WHAT TO WORK ON — Each line that holds the word "floating" is to be identified and copied.

--- START EXTRACTED ENTRIES ---

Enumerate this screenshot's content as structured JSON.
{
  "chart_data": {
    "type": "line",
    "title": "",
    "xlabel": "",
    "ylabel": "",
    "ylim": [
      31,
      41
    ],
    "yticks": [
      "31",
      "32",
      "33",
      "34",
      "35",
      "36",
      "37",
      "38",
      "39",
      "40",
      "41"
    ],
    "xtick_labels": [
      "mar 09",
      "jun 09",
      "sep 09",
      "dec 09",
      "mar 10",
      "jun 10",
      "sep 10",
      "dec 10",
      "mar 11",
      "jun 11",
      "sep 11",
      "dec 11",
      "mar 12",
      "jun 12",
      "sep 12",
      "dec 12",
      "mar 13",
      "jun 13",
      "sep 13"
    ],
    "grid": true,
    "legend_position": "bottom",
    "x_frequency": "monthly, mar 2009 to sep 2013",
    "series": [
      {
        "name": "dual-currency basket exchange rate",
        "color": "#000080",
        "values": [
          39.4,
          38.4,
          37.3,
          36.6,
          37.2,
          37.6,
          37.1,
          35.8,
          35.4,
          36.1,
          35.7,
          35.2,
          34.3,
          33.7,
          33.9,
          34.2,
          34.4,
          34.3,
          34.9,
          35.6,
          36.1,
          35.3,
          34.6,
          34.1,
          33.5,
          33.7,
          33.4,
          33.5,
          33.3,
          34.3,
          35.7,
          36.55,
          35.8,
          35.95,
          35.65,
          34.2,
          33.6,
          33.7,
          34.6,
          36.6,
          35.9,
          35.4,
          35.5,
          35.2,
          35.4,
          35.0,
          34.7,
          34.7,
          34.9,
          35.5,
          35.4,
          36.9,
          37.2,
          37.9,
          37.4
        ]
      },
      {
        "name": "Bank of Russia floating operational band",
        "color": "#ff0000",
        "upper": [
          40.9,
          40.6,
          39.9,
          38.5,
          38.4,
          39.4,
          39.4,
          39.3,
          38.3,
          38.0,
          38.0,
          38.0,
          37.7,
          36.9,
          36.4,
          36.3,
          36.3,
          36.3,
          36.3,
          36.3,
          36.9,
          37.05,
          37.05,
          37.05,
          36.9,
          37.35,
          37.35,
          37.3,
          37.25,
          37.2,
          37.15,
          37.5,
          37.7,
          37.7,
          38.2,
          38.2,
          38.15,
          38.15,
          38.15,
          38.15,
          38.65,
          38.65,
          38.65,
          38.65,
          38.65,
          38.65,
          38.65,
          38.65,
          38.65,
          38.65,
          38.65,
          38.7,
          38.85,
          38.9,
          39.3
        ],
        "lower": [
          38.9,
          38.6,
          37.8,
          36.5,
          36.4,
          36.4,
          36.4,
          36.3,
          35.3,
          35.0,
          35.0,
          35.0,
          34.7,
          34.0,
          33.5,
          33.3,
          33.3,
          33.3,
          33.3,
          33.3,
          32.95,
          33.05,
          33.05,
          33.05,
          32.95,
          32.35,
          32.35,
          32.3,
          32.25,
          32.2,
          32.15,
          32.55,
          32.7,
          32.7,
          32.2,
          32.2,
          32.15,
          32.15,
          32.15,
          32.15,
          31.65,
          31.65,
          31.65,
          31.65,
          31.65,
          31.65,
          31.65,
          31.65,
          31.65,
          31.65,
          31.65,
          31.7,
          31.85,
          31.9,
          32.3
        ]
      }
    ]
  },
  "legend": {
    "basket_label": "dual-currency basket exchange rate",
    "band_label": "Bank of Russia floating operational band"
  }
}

--- END EXTRACTED ENTRIES ---

FULL RESPONSE —
        "name": "Bank of Russia floating operational band",
    "band_label": "Bank of Russia floating operational band"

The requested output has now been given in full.